* _WHAT THE TASK REQUIRES_: Check each line of the records for "name"; collect those that have it.

* _DATA PROVIDED_:
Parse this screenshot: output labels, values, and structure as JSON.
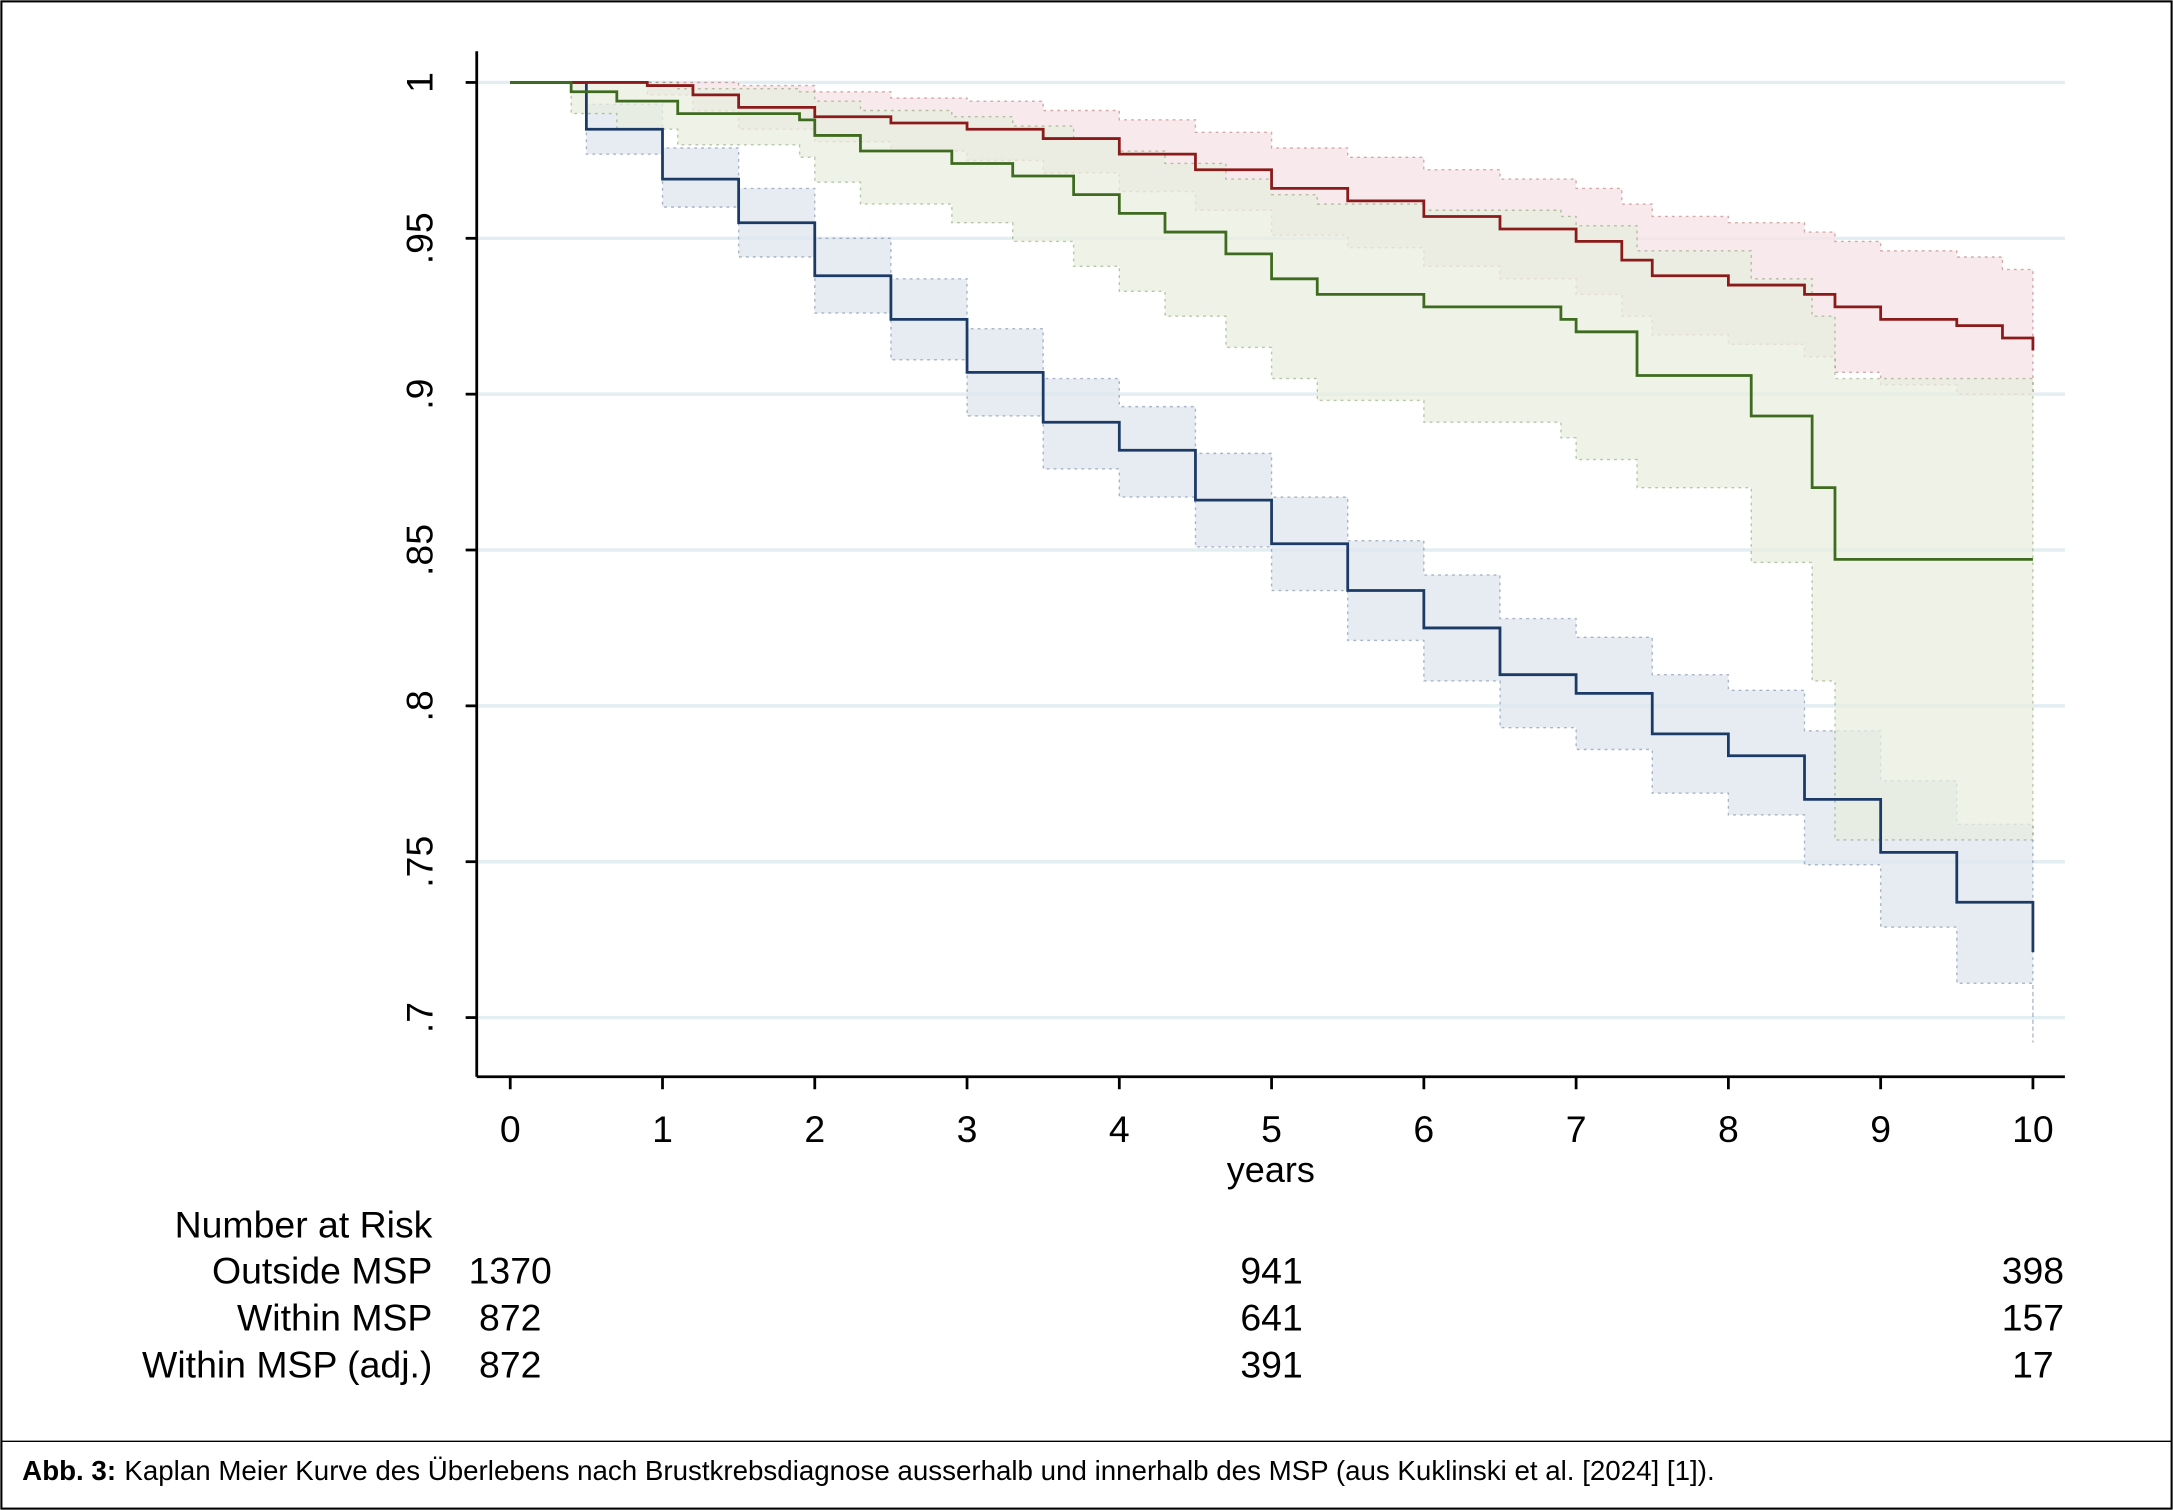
{
  "chart_data": {
    "type": "kaplan-meier",
    "x_label": "years",
    "xlim": [
      -0.22,
      10.21
    ],
    "ylim": [
      0.681,
      1.01
    ],
    "xticks": [
      0,
      1,
      2,
      3,
      4,
      5,
      6,
      7,
      8,
      9,
      10
    ],
    "yticks": [
      {
        "value": 0.7,
        "label": ".7"
      },
      {
        "value": 0.75,
        "label": ".75"
      },
      {
        "value": 0.8,
        "label": ".8"
      },
      {
        "value": 0.85,
        "label": ".85"
      },
      {
        "value": 0.9,
        "label": ".9"
      },
      {
        "value": 0.95,
        "label": ".95"
      },
      1
    ],
    "grid": true,
    "risk_title": "Number at Risk",
    "risk_times": [
      0,
      5,
      10
    ],
    "series": [
      {
        "name": "Outside MSP",
        "color": "#1c3a66",
        "band_color": "#dfe5ef",
        "x": [
          0,
          0.5,
          1,
          1.5,
          2,
          2.5,
          3,
          3.5,
          4,
          4.5,
          5,
          5.5,
          6,
          6.5,
          7,
          7.5,
          8,
          8.5,
          9,
          9.5,
          10
        ],
        "values": [
          1,
          0.985,
          0.969,
          0.955,
          0.938,
          0.924,
          0.907,
          0.891,
          0.882,
          0.866,
          0.852,
          0.837,
          0.825,
          0.81,
          0.804,
          0.791,
          0.784,
          0.77,
          0.753,
          0.737,
          0.721
        ],
        "upper": [
          1,
          0.993,
          0.979,
          0.966,
          0.95,
          0.937,
          0.921,
          0.905,
          0.896,
          0.881,
          0.867,
          0.853,
          0.842,
          0.828,
          0.822,
          0.81,
          0.805,
          0.792,
          0.776,
          0.762,
          0.749
        ],
        "lower": [
          1,
          0.977,
          0.96,
          0.944,
          0.926,
          0.911,
          0.893,
          0.876,
          0.867,
          0.851,
          0.837,
          0.821,
          0.808,
          0.793,
          0.786,
          0.772,
          0.765,
          0.749,
          0.729,
          0.711,
          0.692
        ],
        "at_risk": [
          1370,
          941,
          398
        ]
      },
      {
        "name": "Within MSP",
        "color": "#8b1a1a",
        "band_color": "#f5e3e6",
        "x": [
          0,
          0.9,
          1.2,
          1.5,
          2,
          2.5,
          3,
          3.5,
          4,
          4.5,
          5,
          5.5,
          6,
          6.5,
          7,
          7.3,
          7.5,
          8,
          8.5,
          8.7,
          9,
          9.5,
          9.8,
          10
        ],
        "values": [
          1,
          0.999,
          0.996,
          0.992,
          0.989,
          0.987,
          0.985,
          0.982,
          0.977,
          0.972,
          0.966,
          0.962,
          0.957,
          0.953,
          0.949,
          0.943,
          0.938,
          0.935,
          0.932,
          0.928,
          0.924,
          0.922,
          0.918,
          0.914
        ],
        "upper": [
          1,
          1,
          1,
          0.999,
          0.997,
          0.995,
          0.994,
          0.991,
          0.988,
          0.984,
          0.979,
          0.976,
          0.972,
          0.969,
          0.966,
          0.961,
          0.957,
          0.955,
          0.952,
          0.949,
          0.946,
          0.944,
          0.94,
          0.937
        ],
        "lower": [
          1,
          0.996,
          0.991,
          0.985,
          0.981,
          0.978,
          0.975,
          0.971,
          0.965,
          0.959,
          0.951,
          0.947,
          0.941,
          0.937,
          0.932,
          0.925,
          0.919,
          0.916,
          0.912,
          0.907,
          0.903,
          0.9,
          0.9,
          0.905
        ],
        "at_risk": [
          872,
          641,
          157
        ]
      },
      {
        "name": "Within MSP (adj.)",
        "color": "#3e6b1f",
        "band_color": "#e8eedf",
        "x": [
          0,
          0.4,
          0.7,
          1.1,
          1.9,
          2.0,
          2.3,
          2.9,
          3.3,
          3.7,
          4.0,
          4.3,
          4.7,
          5.0,
          5.3,
          6.0,
          6.9,
          7.0,
          7.4,
          8.15,
          8.55,
          8.7,
          10
        ],
        "values": [
          1,
          0.997,
          0.994,
          0.99,
          0.988,
          0.983,
          0.978,
          0.974,
          0.97,
          0.964,
          0.958,
          0.952,
          0.945,
          0.937,
          0.932,
          0.928,
          0.924,
          0.92,
          0.906,
          0.893,
          0.87,
          0.847,
          0.847
        ],
        "upper": [
          1,
          1,
          1,
          0.998,
          0.997,
          0.994,
          0.991,
          0.989,
          0.986,
          0.982,
          0.978,
          0.974,
          0.969,
          0.964,
          0.961,
          0.959,
          0.957,
          0.954,
          0.946,
          0.937,
          0.925,
          0.905,
          0.905
        ],
        "lower": [
          1,
          0.99,
          0.985,
          0.98,
          0.976,
          0.968,
          0.961,
          0.955,
          0.949,
          0.941,
          0.933,
          0.925,
          0.915,
          0.905,
          0.898,
          0.891,
          0.886,
          0.879,
          0.87,
          0.846,
          0.808,
          0.757,
          0.757
        ],
        "at_risk": [
          872,
          391,
          17
        ]
      }
    ],
    "caption_label": "Abb. 3:",
    "caption": "Kaplan Meier Kurve des Überlebens nach Brustkrebsdiagnose ausserhalb und innerhalb des MSP (aus Kuklinski et al. [2024] [1])."
  }
}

* _RESPONSE TO THE TASK_:
        "name": "Outside MSP",
        "name": "Within MSP",
        "name": "Within MSP (adj.)",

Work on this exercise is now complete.